**EXERCISE AIM:** The records below should be written out again, exactly.

**EXCERPTED RECORDS:**
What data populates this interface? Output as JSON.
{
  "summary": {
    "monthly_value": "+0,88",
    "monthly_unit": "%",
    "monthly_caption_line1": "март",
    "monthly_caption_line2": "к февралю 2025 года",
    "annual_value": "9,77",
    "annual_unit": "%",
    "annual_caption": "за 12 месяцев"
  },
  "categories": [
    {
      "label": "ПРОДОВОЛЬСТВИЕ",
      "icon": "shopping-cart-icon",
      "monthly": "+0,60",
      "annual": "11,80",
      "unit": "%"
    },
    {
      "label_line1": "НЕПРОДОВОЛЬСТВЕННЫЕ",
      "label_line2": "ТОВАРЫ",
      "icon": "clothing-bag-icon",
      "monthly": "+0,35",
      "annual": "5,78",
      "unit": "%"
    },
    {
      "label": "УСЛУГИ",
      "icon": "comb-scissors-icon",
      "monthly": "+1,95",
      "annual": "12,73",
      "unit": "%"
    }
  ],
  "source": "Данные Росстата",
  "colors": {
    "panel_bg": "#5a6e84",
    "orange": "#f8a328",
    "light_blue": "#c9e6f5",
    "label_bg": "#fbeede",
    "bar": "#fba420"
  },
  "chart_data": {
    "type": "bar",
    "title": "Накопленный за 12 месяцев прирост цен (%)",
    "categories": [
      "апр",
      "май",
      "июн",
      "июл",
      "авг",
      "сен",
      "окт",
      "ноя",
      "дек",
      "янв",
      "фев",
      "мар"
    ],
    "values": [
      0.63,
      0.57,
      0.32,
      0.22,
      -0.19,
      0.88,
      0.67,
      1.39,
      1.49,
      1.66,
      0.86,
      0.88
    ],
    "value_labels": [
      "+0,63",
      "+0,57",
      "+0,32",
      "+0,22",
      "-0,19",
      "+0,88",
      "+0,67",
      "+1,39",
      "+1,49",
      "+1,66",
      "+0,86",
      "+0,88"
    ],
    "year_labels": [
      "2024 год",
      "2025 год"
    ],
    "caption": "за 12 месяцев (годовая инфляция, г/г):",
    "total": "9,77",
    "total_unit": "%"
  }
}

**WRITTEN SOLUTION:**
What data populates this interface? Output as JSON.
{
  "summary": {
    "monthly_value": "+0,88",
    "monthly_unit": "%",
    "monthly_caption_line1": "март",
    "monthly_caption_line2": "к февралю 2025 года",
    "annual_value": "9,77",
    "annual_unit": "%",
    "annual_caption": "за 12 месяцев"
  },
  "categories": [
    {
      "label": "ПРОДОВОЛЬСТВИЕ",
      "icon": "shopping-cart-icon",
      "monthly": "+0,60",
      "annual": "11,80",
      "unit": "%"
    },
    {
      "label_line1": "НЕПРОДОВОЛЬСТВЕННЫЕ",
      "label_line2": "ТОВАРЫ",
      "icon": "clothing-bag-icon",
      "monthly": "+0,35",
      "annual": "5,78",
      "unit": "%"
    },
    {
      "label": "УСЛУГИ",
      "icon": "comb-scissors-icon",
      "monthly": "+1,95",
      "annual": "12,73",
      "unit": "%"
    }
  ],
  "source": "Данные Росстата",
  "colors": {
    "panel_bg": "#5a6e84",
    "orange": "#f8a328",
    "light_blue": "#c9e6f5",
    "label_bg": "#fbeede",
    "bar": "#fba420"
  },
  "chart_data": {
    "type": "bar",
    "title": "Накопленный за 12 месяцев прирост цен (%)",
    "categories": [
      "апр",
      "май",
      "июн",
      "июл",
      "авг",
      "сен",
      "окт",
      "ноя",
      "дек",
      "янв",
      "фев",
      "мар"
    ],
    "values": [
      0.63,
      0.57,
      0.32,
      0.22,
      -0.19,
      0.88,
      0.67,
      1.39,
      1.49,
      1.66,
      0.86,
      0.88
    ],
    "value_labels": [
      "+0,63",
      "+0,57",
      "+0,32",
      "+0,22",
      "-0,19",
      "+0,88",
      "+0,67",
      "+1,39",
      "+1,49",
      "+1,66",
      "+0,86",
      "+0,88"
    ],
    "year_labels": [
      "2024 год",
      "2025 год"
    ],
    "caption": "за 12 месяцев (годовая инфляция, г/г):",
    "total": "9,77",
    "total_unit": "%"
  }
}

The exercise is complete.